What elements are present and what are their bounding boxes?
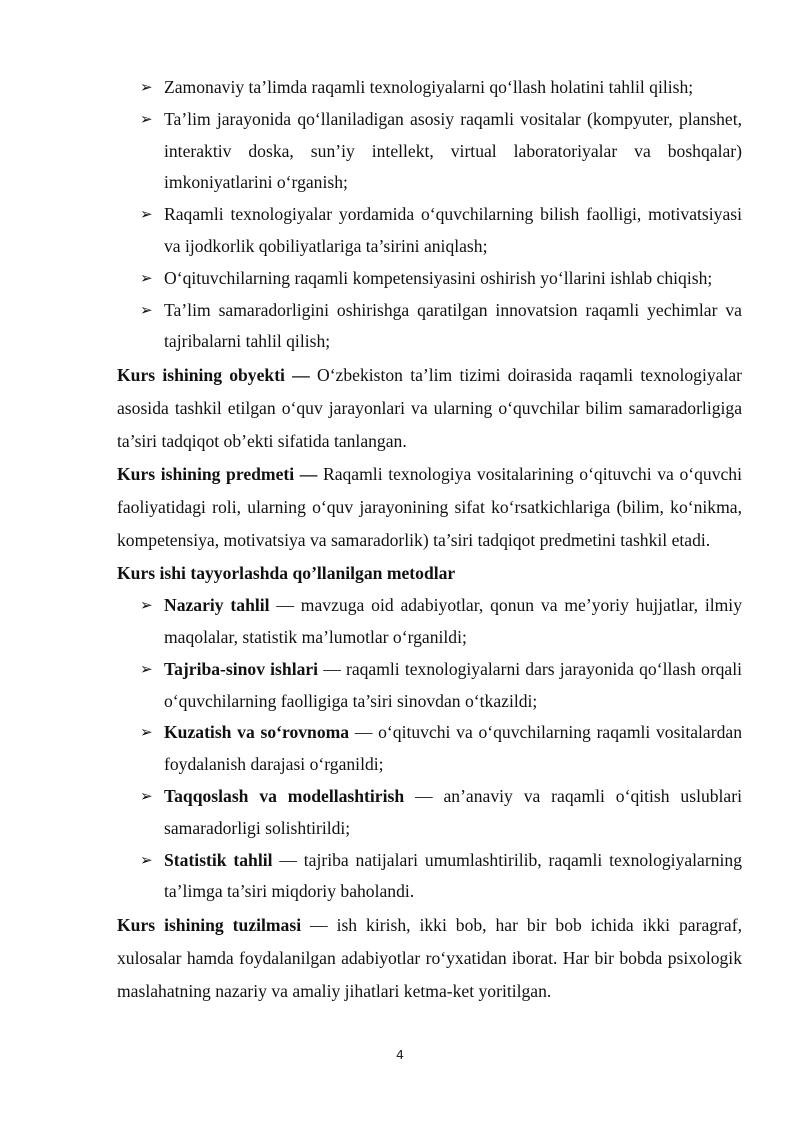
course-object-text: O‘zbekiston ta’lim tizimi doirasida raqamli texnologiyalar asosida tashkil etilgan o‘quv jarayonlari va ularning o‘quvchilar bilim samaradorligiga ta’siri tadqiqot ob’ekti sifatida tanlangan. [117,365,742,452]
arrow-bullet-icon: ➢ [140,205,153,224]
list-item [117,72,742,104]
course-structure-paragraph [117,909,742,1008]
method-description: — o‘qituvchi va o‘quvchilarning raqamli vositalardan foydalanish darajasi o‘rganildi; [164,722,742,775]
method-description: — raqamli texnologiyalarni dars jarayonida qo‘llash orqali o‘quvchilarning faolligiga ta’siri sinovdan o‘tkazildi; [164,658,743,711]
list-item [117,654,742,718]
course-object-lead: Kurs ishining obyekti — [117,365,310,386]
course-subject-paragraph [117,458,742,557]
method-name: Kuzatish va so‘rovnoma [164,722,350,743]
list-item [117,781,742,845]
arrow-bullet-icon: ➢ [140,78,153,96]
course-object-paragraph [117,359,742,458]
method-name: Nazariy tahlil [164,595,270,616]
course-subject-lead: Kurs ishining predmeti — [117,464,318,485]
list-item [117,717,742,781]
page-content [117,72,742,1008]
arrow-bullet-icon: ➢ [140,659,153,678]
list-item [117,199,742,263]
arrow-bullet-icon: ➢ [140,300,153,319]
method-description: — tajriba natijalari umumlashtirilib, raqamli texnologiyalarning ta’limga ta’siri miqdoriy baholandi. [164,849,742,902]
list-item-text: Ta’lim jarayonida qo‘llaniladigan asosiy raqamli vositalar (kompyuter, planshet, interaktiv doska, sun’iy intellekt, virtual laboratoriyalar va boshqalar) imkoniyatlarini o‘rganish; [164,108,742,193]
method-name: Tajriba-sinov ishlari [164,658,319,679]
objectives-list [117,72,742,358]
arrow-bullet-icon: ➢ [140,723,153,742]
list-item [117,845,742,909]
arrow-bullet-icon: ➢ [140,596,153,615]
list-item-text: Raqamli texnologiyalar yordamida o‘quvchilarning bilish faolligi, motivatsiyasi va ijodkorlik qobiliyatlariga ta’sirini aniqlash; [164,204,742,256]
course-subject-text: Raqamli texnologiya vositalarining o‘qituvchi va o‘quvchi faoliyatidagi roli, ularning o‘quv jarayonining sifat ko‘rsatkichlariga (bilim, ko‘nikma, kompetensiya, motivatsiya va samaradorlik) ta’siri tadqiqot predmetini tashkil etadi. [117,464,742,551]
list-item-text: O‘qituvchilarning raqamli kompetensiyasini oshirish yo‘llarini ishlab chiqish; [164,267,713,288]
list-item [117,295,742,359]
list-item-text: Zamonaviy ta’limda raqamli texnologiyalarni qo‘llash holatini tahlil qilish; [164,77,694,97]
course-structure-lead: Kurs ishining tuzilmasi [117,915,302,936]
arrow-bullet-icon: ➢ [140,268,153,287]
list-item-text: Ta’lim samaradorligini oshirishga qaratilgan innovatsion raqamli yechimlar va tajribalarni tahlil qilish; [164,299,742,352]
method-description: — mavzuga oid adabiyotlar, qonun va me’yoriy hujjatlar, ilmiy maqolalar, statistik ma’lumotlar o‘rganildi; [164,595,742,647]
list-item [117,590,742,654]
arrow-bullet-icon: ➢ [140,109,153,128]
list-item [117,263,742,295]
methods-heading: Kurs ishi tayyorlashda qo’llanilgan metodlar [117,563,456,584]
list-item [117,104,742,199]
methods-list [117,590,742,908]
arrow-bullet-icon: ➢ [140,850,153,869]
method-name: Statistik tahlil [164,849,273,870]
arrow-bullet-icon: ➢ [140,786,153,805]
method-description: — an’anaviy va raqamli o‘qitish uslublari samaradorligi solishtirildi; [164,785,742,838]
method-name: Taqqoslash va modellashtirish [164,785,405,806]
page-number: 4 [396,1047,404,1062]
course-structure-text: — ish kirish, ikki bob, har bir bob ichida ikki paragraf, xulosalar hamda foydalanilgan adabiyotlar ro‘yxatidan iborat. Har bir bobda psixologik maslahatning nazariy va amaliy jihatlari ketma-ket yoritilgan. [117,915,742,1002]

| Task to carry out |
Output the rows above verbatim, starting at the line that contains "course-object-text: O‘zbekiston ta’lim" and stopping after the line that contains "list-item-text: Raqamli texnologiyalar".

| Output below |
course-object-text: O‘zbekiston ta’lim tizimi doirasida raqamli texnologiyalar asosida tashkil etilgan o‘quv jarayonlari va ularning o‘quvchilar bilim samaradorligiga ta’siri tadqiqot ob’ekti sifatida tanlangan. [117,365,742,452]
arrow-bullet-icon: ➢ [140,205,153,224]
list-item [117,72,742,104]
course-structure-paragraph [117,909,742,1008]
method-description: — o‘qituvchi va o‘quvchilarning raqamli vositalardan foydalanish darajasi o‘rganildi; [164,722,742,775]
method-description: — raqamli texnologiyalarni dars jarayonida qo‘llash orqali o‘quvchilarning faolligiga ta’siri sinovdan o‘tkazildi; [164,658,743,711]
list-item [117,654,742,718]
course-object-lead: Kurs ishining obyekti — [117,365,310,386]
course-subject-paragraph [117,458,742,557]
method-name: Kuzatish va so‘rovnoma [164,722,350,743]
list-item [117,781,742,845]
arrow-bullet-icon: ➢ [140,78,153,96]
course-object-paragraph [117,359,742,458]
method-name: Nazariy tahlil [164,595,270,616]
course-subject-lead: Kurs ishining predmeti — [117,464,318,485]
list-item [117,717,742,781]
page-content [117,72,742,1008]
arrow-bullet-icon: ➢ [140,659,153,678]
list-item [117,199,742,263]
arrow-bullet-icon: ➢ [140,300,153,319]
method-description: — tajriba natijalari umumlashtirilib, raqamli texnologiyalarning ta’limga ta’siri miqdoriy baholandi. [164,849,742,902]
list-item-text: Ta’lim jarayonida qo‘llaniladigan asosiy raqamli vositalar (kompyuter, planshet, interaktiv doska, sun’iy intellekt, virtual laboratoriyalar va boshqalar) imkoniyatlarini o‘rganish; [164,108,742,193]
method-name: Tajriba-sinov ishlari [164,658,319,679]
objectives-list [117,72,742,358]
arrow-bullet-icon: ➢ [140,723,153,742]
list-item [117,845,742,909]
arrow-bullet-icon: ➢ [140,596,153,615]
list-item-text: Raqamli texnologiyalar yordamida o‘quvchilarning bilish faolligi, motivatsiyasi va ijodkorlik qobiliyatlariga ta’sirini aniqlash; [164,204,742,256]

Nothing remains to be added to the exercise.